In the entries below, find every line with "dotnet" and copy it.

"""

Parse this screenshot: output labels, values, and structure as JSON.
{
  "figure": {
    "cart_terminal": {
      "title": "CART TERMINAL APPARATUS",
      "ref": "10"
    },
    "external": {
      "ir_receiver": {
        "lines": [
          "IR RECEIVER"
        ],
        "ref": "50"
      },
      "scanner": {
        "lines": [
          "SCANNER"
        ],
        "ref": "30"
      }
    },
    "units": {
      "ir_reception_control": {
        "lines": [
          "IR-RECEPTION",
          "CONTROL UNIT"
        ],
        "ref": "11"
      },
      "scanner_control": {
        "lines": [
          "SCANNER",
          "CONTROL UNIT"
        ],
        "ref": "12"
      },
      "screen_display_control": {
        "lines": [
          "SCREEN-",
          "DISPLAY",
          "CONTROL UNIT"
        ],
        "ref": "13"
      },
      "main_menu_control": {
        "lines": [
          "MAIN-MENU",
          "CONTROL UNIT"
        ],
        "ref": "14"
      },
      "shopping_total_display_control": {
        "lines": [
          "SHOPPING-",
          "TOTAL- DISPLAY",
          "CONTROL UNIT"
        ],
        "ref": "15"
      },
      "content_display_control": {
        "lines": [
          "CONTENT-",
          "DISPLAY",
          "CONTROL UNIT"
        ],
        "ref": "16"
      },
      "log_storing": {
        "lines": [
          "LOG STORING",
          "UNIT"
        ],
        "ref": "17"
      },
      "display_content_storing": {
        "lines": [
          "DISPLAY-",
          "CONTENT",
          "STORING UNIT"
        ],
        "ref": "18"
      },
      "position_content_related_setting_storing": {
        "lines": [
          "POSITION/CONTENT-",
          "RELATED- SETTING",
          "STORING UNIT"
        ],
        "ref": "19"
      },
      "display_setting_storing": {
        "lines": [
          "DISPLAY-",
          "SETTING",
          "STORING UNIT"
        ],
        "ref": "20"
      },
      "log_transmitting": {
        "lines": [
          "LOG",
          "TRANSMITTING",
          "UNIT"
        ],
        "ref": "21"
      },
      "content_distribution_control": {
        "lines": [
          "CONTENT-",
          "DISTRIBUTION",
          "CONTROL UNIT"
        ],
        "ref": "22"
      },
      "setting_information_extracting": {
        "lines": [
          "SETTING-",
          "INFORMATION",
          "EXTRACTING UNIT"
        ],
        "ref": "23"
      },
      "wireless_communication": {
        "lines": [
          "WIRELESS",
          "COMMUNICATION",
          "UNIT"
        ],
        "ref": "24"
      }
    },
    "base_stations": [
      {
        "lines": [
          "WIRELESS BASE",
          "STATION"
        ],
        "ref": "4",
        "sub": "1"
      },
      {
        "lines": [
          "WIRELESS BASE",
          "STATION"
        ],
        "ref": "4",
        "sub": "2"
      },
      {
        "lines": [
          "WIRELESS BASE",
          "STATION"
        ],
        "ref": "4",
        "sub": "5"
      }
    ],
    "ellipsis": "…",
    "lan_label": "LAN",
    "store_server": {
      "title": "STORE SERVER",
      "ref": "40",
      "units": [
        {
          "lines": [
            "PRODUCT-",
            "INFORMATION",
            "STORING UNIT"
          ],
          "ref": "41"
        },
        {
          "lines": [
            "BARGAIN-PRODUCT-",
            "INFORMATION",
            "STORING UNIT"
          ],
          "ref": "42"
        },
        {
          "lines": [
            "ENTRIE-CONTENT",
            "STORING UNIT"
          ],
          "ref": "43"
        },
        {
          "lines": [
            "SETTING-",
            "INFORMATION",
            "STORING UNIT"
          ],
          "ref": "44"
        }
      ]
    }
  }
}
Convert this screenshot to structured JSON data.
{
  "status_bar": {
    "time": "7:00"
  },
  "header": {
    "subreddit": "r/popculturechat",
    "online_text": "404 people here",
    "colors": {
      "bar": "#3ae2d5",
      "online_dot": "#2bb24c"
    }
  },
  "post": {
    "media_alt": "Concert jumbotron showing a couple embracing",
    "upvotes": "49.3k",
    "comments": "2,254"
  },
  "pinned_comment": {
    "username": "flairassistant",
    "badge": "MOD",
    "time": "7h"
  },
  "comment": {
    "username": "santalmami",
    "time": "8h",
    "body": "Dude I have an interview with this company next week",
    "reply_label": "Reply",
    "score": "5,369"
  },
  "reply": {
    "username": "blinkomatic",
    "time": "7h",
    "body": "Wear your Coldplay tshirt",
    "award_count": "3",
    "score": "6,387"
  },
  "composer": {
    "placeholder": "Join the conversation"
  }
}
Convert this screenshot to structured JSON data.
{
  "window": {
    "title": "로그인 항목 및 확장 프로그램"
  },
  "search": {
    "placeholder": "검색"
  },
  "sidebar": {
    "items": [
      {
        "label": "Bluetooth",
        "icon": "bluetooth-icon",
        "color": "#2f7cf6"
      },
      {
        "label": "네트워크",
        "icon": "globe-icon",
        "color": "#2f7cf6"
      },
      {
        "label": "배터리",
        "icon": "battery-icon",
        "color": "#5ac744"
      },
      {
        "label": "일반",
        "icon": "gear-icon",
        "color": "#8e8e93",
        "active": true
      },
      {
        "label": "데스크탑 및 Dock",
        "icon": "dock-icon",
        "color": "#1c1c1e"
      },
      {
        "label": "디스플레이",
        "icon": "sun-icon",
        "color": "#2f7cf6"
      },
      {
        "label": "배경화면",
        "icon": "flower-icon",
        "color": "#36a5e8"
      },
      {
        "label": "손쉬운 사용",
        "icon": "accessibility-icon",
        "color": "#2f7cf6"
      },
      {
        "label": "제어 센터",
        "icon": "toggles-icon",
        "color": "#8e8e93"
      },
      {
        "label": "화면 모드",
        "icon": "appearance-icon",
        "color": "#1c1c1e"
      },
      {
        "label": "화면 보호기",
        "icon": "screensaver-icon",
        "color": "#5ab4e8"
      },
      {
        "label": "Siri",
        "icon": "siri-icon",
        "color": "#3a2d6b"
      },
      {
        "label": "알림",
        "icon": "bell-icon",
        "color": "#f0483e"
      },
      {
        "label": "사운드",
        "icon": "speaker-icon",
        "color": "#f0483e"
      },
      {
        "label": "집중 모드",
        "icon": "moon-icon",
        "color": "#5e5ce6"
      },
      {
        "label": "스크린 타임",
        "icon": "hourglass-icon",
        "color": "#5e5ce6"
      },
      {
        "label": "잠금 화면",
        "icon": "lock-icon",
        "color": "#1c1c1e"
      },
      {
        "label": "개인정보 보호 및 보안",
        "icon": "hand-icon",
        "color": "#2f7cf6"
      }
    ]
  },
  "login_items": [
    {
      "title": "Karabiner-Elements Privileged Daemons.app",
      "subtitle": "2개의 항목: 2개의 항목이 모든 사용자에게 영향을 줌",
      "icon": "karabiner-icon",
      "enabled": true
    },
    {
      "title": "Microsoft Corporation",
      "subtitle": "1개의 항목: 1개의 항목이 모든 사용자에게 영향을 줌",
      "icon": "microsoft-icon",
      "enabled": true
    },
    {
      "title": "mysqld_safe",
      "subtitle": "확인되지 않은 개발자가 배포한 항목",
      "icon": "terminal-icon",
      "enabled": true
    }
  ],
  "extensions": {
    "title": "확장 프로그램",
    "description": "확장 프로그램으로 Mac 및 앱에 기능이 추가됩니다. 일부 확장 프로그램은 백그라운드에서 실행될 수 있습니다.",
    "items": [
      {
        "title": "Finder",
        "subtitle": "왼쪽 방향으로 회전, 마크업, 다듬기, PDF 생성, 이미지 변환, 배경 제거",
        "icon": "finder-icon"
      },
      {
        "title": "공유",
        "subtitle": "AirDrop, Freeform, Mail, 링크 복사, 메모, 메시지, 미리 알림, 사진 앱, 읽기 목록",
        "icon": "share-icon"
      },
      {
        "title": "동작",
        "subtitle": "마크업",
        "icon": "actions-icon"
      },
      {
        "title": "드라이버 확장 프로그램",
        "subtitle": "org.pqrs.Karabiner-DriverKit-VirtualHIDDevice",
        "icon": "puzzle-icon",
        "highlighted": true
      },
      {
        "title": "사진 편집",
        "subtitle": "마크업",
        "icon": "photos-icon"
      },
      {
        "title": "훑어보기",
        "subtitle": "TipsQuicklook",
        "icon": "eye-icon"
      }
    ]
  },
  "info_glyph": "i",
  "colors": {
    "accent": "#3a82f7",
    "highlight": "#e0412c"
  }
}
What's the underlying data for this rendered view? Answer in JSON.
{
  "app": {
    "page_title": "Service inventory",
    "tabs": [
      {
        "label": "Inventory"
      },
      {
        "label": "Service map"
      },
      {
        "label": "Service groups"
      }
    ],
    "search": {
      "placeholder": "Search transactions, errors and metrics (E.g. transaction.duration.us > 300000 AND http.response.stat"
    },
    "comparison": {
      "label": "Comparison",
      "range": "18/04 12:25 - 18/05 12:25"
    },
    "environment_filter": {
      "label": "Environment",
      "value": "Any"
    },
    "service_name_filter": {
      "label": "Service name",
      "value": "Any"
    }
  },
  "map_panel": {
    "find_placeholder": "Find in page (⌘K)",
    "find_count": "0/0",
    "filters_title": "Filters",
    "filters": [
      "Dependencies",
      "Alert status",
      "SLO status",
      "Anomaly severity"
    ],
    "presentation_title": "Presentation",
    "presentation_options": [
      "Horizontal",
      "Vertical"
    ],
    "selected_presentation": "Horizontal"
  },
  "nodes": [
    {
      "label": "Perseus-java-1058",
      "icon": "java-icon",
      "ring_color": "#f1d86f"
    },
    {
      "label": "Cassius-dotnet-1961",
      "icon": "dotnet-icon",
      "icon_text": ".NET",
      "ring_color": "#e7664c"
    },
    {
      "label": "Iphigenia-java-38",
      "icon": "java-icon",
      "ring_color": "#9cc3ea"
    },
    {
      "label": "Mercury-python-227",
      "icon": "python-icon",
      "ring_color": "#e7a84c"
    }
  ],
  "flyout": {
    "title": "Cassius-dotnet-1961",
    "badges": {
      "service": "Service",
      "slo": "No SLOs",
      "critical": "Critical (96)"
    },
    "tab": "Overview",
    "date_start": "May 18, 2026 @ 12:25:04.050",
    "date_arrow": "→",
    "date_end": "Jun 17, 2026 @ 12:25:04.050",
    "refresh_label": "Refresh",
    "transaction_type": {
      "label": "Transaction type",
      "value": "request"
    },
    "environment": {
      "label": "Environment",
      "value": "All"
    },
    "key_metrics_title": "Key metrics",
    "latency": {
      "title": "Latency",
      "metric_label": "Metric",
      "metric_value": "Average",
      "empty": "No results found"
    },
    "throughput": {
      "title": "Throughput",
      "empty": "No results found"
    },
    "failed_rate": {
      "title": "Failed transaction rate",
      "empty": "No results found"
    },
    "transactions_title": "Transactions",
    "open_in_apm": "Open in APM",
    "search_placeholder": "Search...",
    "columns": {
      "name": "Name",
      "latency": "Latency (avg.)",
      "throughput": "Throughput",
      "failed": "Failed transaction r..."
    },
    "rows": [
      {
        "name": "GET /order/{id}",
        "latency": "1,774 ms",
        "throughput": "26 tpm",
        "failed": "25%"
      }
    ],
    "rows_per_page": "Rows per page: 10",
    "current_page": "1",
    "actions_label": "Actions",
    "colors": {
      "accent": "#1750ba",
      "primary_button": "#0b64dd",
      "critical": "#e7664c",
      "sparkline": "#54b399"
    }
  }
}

"""

* Worked solution *
      "label": "Cassius-dotnet-1961",
      "icon": "dotnet-icon",
    "title": "Cassius-dotnet-1961",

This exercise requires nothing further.